> What you are asked to do: Set down each record exactly as written.

> Rows:
┌────────

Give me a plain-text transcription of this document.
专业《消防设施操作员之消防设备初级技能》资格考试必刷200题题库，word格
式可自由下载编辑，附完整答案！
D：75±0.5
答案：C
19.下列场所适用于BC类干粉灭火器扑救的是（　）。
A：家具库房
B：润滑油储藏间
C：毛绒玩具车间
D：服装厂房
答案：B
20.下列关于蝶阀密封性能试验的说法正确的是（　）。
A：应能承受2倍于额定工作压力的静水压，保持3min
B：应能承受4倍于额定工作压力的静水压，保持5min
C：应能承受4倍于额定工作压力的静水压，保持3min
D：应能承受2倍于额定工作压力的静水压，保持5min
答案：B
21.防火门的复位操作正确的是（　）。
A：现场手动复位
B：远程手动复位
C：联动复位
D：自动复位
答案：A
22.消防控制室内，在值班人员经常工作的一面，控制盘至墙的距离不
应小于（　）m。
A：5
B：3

└────────

> Task result:
Give me a plain-text transcription of this document.
专业《消防设施操作员之消防设备初级技能》资格考试必刷200题题库，word格
式可自由下载编辑，附完整答案！
D：75±0.5
答案：C
19.下列场所适用于BC类干粉灭火器扑救的是（　）。
A：家具库房
B：润滑油储藏间
C：毛绒玩具车间
D：服装厂房
答案：B
20.下列关于蝶阀密封性能试验的说法正确的是（　）。
A：应能承受2倍于额定工作压力的静水压，保持3min
B：应能承受4倍于额定工作压力的静水压，保持5min
C：应能承受4倍于额定工作压力的静水压，保持3min
D：应能承受2倍于额定工作压力的静水压，保持5min
答案：B
21.防火门的复位操作正确的是（　）。
A：现场手动复位
B：远程手动复位
C：联动复位
D：自动复位
答案：A
22.消防控制室内，在值班人员经常工作的一面，控制盘至墙的距离不
应小于（　）m。
A：5
B：3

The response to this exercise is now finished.